» **GOAL**
In this exercise, return the whole listing exactly, excluding any images.
Begin SOURCE RECORDS
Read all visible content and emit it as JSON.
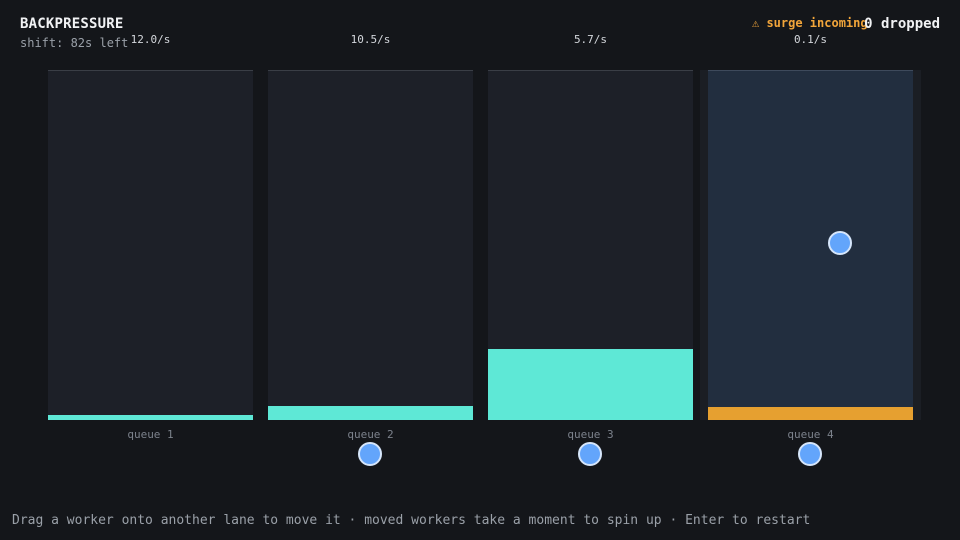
{
  "header": {
    "title": "BACKPRESSURE",
    "timer": "shift: 82s left",
    "warning": "⚠ surge incoming",
    "dropped": "0 dropped"
  },
  "colors": {
    "fill_normal": "#5ee8d6",
    "fill_alert": "#e6a030",
    "worker": "#63a5fb"
  },
  "lanes": [
    {
      "label": "queue 1",
      "rate": "12.0/s",
      "fill_fraction": 0.014,
      "fill_color": "normal",
      "highlight": false
    },
    {
      "label": "queue 2",
      "rate": "10.5/s",
      "fill_fraction": 0.04,
      "fill_color": "normal",
      "highlight": false
    },
    {
      "label": "queue 3",
      "rate": "5.7/s",
      "fill_fraction": 0.203,
      "fill_color": "normal",
      "highlight": false
    },
    {
      "label": "queue 4",
      "rate": "0.1/s",
      "fill_fraction": 0.037,
      "fill_color": "alert",
      "highlight": true
    }
  ],
  "workers": [
    {
      "lane": 1,
      "state": "active"
    },
    {
      "lane": 2,
      "state": "active"
    },
    {
      "lane": 3,
      "state": "active"
    },
    {
      "lane": 3,
      "state": "moving"
    }
  ],
  "footer": {
    "hint": "Drag a worker onto another lane to move it · moved workers take a moment to spin up · Enter to restart"
  }
}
End SOURCE RECORDS
» **OUTPUT OF THE EXERCISE**
Read all visible content and emit it as JSON.
{
  "header": {
    "title": "BACKPRESSURE",
    "timer": "shift: 82s left",
    "warning": "⚠ surge incoming",
    "dropped": "0 dropped"
  },
  "colors": {
    "fill_normal": "#5ee8d6",
    "fill_alert": "#e6a030",
    "worker": "#63a5fb"
  },
  "lanes": [
    {
      "label": "queue 1",
      "rate": "12.0/s",
      "fill_fraction": 0.014,
      "fill_color": "normal",
      "highlight": false
    },
    {
      "label": "queue 2",
      "rate": "10.5/s",
      "fill_fraction": 0.04,
      "fill_color": "normal",
      "highlight": false
    },
    {
      "label": "queue 3",
      "rate": "5.7/s",
      "fill_fraction": 0.203,
      "fill_color": "normal",
      "highlight": false
    },
    {
      "label": "queue 4",
      "rate": "0.1/s",
      "fill_fraction": 0.037,
      "fill_color": "alert",
      "highlight": true
    }
  ],
  "workers": [
    {
      "lane": 1,
      "state": "active"
    },
    {
      "lane": 2,
      "state": "active"
    },
    {
      "lane": 3,
      "state": "active"
    },
    {
      "lane": 3,
      "state": "moving"
    }
  ],
  "footer": {
    "hint": "Drag a worker onto another lane to move it · moved workers take a moment to spin up · Enter to restart"
  }
}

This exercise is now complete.